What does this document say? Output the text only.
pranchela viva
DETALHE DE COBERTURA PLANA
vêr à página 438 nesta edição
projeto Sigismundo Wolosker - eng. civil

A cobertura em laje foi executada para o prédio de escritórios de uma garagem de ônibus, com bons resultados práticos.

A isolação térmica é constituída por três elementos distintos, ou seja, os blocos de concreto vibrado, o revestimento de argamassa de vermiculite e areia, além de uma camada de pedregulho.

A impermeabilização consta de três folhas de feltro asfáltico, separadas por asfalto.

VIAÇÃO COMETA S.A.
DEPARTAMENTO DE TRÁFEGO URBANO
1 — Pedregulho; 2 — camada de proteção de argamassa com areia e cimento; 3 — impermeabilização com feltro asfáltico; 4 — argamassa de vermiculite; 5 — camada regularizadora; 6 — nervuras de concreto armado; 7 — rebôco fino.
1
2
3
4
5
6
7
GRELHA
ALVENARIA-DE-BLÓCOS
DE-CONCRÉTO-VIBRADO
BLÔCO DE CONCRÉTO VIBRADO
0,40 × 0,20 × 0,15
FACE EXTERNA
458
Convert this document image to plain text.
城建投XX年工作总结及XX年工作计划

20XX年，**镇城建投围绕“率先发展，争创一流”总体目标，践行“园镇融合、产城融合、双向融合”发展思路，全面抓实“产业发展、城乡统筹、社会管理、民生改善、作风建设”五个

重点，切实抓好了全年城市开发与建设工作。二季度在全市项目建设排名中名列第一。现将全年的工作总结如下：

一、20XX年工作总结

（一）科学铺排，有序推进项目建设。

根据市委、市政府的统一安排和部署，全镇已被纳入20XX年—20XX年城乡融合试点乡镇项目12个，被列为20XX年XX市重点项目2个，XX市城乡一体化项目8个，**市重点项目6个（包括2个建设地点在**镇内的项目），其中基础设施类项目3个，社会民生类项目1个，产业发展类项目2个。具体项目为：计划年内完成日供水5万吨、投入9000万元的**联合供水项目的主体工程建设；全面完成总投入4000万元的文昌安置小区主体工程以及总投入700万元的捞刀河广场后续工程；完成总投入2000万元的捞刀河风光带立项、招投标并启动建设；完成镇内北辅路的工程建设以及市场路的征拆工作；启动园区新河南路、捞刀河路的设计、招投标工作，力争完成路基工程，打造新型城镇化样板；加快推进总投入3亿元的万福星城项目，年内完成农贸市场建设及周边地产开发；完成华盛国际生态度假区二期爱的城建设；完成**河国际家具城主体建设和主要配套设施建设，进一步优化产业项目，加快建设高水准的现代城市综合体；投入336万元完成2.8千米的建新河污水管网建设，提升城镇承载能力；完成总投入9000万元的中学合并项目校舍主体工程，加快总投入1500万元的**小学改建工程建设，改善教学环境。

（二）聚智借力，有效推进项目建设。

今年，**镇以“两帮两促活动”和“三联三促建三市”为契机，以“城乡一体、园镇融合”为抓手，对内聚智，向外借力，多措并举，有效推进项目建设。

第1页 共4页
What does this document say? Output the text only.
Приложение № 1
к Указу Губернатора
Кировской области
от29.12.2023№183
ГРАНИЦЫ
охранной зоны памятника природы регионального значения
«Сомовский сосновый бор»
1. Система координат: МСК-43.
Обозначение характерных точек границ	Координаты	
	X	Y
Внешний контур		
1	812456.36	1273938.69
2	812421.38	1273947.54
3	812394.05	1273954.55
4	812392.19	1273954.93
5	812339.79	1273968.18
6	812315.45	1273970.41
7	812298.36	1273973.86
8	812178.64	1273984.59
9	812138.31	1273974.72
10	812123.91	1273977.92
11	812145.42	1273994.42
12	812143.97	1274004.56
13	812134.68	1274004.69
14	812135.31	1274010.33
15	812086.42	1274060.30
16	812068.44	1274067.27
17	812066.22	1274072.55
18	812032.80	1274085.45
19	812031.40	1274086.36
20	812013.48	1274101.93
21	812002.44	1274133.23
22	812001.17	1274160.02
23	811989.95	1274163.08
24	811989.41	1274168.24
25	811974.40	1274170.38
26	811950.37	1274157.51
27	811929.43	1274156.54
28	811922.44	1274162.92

--- Exercise description ---
For each line above that contains the word "CONCRÉTO", copy that line.

--- Answer to this task ---
DE-CONCRÉTO-VIBRADO
BLÔCO DE CONCRÉTO VIBRADO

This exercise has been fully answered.